Would you extract the whole listing below and retype it exactly?

* [Input data]
■ ■ ■

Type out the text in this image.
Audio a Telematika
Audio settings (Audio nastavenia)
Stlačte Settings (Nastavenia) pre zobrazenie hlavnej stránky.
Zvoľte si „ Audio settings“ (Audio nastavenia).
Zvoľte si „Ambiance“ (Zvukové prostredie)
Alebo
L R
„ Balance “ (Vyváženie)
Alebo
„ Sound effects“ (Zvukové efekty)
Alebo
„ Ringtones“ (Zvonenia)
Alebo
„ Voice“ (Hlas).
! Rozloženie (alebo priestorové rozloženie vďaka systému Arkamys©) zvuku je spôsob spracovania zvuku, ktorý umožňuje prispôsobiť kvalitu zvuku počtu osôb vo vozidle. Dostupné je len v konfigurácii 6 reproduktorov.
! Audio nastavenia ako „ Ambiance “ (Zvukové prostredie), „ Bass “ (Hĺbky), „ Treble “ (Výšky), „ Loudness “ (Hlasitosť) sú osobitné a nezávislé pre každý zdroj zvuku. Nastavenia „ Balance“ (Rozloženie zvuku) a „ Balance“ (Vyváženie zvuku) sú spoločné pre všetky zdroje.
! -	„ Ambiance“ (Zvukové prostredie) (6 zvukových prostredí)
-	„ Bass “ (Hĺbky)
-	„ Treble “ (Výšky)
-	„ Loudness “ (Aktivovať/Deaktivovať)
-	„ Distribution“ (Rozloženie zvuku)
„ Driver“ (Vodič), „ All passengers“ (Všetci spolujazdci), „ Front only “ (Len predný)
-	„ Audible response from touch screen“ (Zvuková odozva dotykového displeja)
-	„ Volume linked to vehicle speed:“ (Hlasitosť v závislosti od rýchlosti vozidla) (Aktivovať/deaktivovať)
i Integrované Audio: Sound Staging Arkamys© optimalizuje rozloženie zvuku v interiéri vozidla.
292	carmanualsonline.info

■ ■ ■

* [Solution]
Type out the text in this image.
Audio a Telematika
Audio settings (Audio nastavenia)
Stlačte Settings (Nastavenia) pre zobrazenie hlavnej stránky.
Zvoľte si „ Audio settings“ (Audio nastavenia).
Zvoľte si „Ambiance“ (Zvukové prostredie)
Alebo
L R
„ Balance “ (Vyváženie)
Alebo
„ Sound effects“ (Zvukové efekty)
Alebo
„ Ringtones“ (Zvonenia)
Alebo
„ Voice“ (Hlas).
! Rozloženie (alebo priestorové rozloženie vďaka systému Arkamys©) zvuku je spôsob spracovania zvuku, ktorý umožňuje prispôsobiť kvalitu zvuku počtu osôb vo vozidle. Dostupné je len v konfigurácii 6 reproduktorov.
! Audio nastavenia ako „ Ambiance “ (Zvukové prostredie), „ Bass “ (Hĺbky), „ Treble “ (Výšky), „ Loudness “ (Hlasitosť) sú osobitné a nezávislé pre každý zdroj zvuku. Nastavenia „ Balance“ (Rozloženie zvuku) a „ Balance“ (Vyváženie zvuku) sú spoločné pre všetky zdroje.
! -	„ Ambiance“ (Zvukové prostredie) (6 zvukových prostredí)
-	„ Bass “ (Hĺbky)
-	„ Treble “ (Výšky)
-	„ Loudness “ (Aktivovať/Deaktivovať)
-	„ Distribution“ (Rozloženie zvuku)
„ Driver“ (Vodič), „ All passengers“ (Všetci spolujazdci), „ Front only “ (Len predný)
-	„ Audible response from touch screen“ (Zvuková odozva dotykového displeja)
-	„ Volume linked to vehicle speed:“ (Hlasitosť v závislosti od rýchlosti vozidla) (Aktivovať/deaktivovať)
i Integrované Audio: Sound Staging Arkamys© optimalizuje rozloženie zvuku v interiéri vozidla.
292	carmanualsonline.info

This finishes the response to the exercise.